Using the material below, work out how many lines contain the word "example". Reply with the number and nothing more.

>>>>>

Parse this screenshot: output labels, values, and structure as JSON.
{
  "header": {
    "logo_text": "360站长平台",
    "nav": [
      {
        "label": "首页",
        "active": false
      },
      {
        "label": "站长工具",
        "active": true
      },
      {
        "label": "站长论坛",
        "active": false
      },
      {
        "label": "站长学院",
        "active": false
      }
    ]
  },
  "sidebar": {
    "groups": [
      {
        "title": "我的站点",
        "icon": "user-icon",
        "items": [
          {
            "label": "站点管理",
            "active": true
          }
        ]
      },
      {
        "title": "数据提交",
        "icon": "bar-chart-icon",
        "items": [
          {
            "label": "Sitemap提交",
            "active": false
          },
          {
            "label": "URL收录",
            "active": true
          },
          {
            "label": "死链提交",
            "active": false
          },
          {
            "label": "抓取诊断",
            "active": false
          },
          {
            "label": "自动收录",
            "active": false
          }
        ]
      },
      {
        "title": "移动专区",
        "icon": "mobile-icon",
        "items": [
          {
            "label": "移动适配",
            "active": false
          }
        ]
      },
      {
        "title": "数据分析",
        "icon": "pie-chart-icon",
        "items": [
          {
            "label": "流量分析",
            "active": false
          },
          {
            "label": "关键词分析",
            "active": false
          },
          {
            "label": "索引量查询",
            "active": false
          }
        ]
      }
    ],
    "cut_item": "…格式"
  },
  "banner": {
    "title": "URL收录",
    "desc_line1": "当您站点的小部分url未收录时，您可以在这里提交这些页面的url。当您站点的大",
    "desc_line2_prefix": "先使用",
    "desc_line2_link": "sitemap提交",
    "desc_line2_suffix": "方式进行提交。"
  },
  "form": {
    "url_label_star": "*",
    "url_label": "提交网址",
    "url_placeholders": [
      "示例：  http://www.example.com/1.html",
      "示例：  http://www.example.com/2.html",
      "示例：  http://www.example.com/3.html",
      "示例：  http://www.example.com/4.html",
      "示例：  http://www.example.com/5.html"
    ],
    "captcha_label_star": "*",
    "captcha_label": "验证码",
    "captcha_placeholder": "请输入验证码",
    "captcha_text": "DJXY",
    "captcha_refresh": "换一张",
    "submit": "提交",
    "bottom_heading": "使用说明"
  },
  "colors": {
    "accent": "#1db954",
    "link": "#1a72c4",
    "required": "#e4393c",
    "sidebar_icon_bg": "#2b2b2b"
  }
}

<<<<<

--- WORKED SOLUTION ---
5